- Problem statement
Review the material and extract every line in which the word "Groups" occurs.

- Supplied data

"""

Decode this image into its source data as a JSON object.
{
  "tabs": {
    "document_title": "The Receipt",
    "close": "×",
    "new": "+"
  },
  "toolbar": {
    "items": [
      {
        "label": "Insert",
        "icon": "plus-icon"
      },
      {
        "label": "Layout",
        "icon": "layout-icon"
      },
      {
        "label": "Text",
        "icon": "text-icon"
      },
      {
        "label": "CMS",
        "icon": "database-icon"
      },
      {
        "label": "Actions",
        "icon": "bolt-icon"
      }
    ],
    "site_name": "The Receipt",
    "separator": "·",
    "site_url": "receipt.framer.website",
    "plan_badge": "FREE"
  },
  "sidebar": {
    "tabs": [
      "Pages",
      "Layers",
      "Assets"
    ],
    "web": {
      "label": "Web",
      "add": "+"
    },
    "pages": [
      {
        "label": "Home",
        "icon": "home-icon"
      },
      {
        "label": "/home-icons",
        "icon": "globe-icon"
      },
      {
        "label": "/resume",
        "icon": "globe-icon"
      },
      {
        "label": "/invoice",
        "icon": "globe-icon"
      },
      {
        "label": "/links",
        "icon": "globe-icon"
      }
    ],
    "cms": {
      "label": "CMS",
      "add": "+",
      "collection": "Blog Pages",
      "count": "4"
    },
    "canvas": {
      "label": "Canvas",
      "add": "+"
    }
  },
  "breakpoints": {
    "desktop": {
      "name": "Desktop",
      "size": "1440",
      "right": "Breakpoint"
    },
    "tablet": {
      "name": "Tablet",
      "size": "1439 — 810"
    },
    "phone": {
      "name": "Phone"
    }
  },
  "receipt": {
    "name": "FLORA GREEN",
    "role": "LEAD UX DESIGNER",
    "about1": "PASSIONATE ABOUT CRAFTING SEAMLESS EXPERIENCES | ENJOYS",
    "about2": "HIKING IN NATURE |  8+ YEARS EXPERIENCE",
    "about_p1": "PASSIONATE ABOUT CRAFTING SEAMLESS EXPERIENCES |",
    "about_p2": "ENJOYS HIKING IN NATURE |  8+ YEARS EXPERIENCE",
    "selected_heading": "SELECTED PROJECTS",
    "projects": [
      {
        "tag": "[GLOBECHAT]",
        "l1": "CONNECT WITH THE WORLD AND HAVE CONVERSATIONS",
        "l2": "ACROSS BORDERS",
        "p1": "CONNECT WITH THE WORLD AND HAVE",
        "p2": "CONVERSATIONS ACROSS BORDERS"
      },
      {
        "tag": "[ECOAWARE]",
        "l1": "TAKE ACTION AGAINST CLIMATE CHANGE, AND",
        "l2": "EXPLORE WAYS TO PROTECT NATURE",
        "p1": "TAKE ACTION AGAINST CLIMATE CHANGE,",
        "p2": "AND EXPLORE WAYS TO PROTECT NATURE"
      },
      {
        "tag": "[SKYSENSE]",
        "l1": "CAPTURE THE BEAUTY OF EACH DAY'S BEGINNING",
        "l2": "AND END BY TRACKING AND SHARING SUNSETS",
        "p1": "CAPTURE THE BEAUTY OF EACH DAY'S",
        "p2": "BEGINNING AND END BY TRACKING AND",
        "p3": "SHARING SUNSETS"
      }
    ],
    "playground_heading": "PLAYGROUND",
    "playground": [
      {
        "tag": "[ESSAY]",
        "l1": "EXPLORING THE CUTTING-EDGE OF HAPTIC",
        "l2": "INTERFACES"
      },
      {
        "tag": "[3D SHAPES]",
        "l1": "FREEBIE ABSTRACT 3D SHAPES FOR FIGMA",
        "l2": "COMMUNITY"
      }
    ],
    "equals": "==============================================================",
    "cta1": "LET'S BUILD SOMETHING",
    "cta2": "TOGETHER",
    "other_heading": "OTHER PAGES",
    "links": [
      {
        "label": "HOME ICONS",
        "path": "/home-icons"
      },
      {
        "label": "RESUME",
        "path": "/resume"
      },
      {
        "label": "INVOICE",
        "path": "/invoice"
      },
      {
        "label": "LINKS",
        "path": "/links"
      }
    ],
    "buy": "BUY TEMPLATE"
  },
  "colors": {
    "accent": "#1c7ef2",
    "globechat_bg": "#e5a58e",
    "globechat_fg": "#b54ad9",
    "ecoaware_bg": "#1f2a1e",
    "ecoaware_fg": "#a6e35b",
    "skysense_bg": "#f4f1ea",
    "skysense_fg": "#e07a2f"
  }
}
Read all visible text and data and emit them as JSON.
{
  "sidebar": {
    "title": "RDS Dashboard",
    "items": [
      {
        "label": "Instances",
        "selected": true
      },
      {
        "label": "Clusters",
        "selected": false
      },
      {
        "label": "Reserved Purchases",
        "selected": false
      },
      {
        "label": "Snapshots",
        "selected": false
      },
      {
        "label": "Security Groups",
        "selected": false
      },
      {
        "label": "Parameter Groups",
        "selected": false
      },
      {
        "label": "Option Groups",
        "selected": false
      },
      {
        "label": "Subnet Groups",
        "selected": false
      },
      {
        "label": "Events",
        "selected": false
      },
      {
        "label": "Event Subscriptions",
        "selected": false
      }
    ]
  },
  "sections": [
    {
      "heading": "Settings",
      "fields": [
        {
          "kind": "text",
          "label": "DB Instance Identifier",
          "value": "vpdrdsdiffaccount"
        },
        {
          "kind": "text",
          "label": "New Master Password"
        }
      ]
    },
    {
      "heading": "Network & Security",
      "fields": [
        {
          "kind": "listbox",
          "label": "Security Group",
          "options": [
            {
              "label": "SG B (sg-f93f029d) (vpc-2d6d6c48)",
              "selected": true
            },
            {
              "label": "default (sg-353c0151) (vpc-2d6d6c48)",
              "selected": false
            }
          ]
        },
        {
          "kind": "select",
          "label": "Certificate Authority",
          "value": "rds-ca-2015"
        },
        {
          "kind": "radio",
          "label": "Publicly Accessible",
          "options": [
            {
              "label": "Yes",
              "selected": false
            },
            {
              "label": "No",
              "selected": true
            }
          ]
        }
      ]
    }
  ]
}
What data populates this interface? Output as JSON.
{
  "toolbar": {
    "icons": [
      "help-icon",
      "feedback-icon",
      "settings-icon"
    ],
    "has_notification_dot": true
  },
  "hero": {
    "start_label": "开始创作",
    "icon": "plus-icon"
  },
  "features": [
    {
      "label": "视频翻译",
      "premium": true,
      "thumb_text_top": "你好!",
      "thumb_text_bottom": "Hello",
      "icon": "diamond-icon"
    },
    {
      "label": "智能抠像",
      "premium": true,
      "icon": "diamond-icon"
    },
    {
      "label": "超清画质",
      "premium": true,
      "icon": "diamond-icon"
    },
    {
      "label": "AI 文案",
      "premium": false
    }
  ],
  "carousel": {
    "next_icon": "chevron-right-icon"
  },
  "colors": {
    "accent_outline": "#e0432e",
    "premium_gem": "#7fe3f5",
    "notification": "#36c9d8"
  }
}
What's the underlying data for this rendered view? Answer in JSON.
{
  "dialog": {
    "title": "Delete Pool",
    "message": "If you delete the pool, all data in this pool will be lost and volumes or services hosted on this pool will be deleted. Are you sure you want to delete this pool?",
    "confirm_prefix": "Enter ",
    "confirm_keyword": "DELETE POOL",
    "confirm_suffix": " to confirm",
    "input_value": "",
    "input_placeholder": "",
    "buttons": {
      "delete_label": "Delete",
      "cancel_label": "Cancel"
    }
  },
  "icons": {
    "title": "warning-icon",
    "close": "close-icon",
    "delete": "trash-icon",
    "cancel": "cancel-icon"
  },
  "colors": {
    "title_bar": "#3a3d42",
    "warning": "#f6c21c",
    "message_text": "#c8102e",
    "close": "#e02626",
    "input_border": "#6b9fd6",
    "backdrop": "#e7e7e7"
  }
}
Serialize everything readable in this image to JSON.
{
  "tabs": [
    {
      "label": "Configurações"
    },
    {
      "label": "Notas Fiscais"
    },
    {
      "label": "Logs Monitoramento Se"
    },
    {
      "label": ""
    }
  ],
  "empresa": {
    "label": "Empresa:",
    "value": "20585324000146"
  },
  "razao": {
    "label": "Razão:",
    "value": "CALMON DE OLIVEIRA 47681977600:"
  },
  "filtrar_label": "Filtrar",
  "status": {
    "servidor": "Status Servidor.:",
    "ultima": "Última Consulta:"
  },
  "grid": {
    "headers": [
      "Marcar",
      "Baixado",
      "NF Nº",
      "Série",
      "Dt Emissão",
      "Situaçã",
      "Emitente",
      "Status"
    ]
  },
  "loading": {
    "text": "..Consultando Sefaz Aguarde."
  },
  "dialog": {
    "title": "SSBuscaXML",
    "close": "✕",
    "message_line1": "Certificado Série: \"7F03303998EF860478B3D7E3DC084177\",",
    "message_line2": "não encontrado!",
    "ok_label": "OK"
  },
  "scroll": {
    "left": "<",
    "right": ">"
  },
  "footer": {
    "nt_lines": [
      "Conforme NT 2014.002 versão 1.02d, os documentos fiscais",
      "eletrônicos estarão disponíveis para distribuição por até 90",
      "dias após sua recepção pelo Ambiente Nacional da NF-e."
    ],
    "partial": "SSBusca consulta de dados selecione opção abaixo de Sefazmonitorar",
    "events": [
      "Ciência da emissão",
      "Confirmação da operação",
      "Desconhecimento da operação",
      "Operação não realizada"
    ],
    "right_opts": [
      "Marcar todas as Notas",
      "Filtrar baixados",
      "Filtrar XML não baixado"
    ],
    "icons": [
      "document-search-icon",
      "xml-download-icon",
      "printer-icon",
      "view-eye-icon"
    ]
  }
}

"""

- Problem solution
        "label": "Security Groups",
        "label": "Parameter Groups",
        "label": "Option Groups",
        "label": "Subnet Groups",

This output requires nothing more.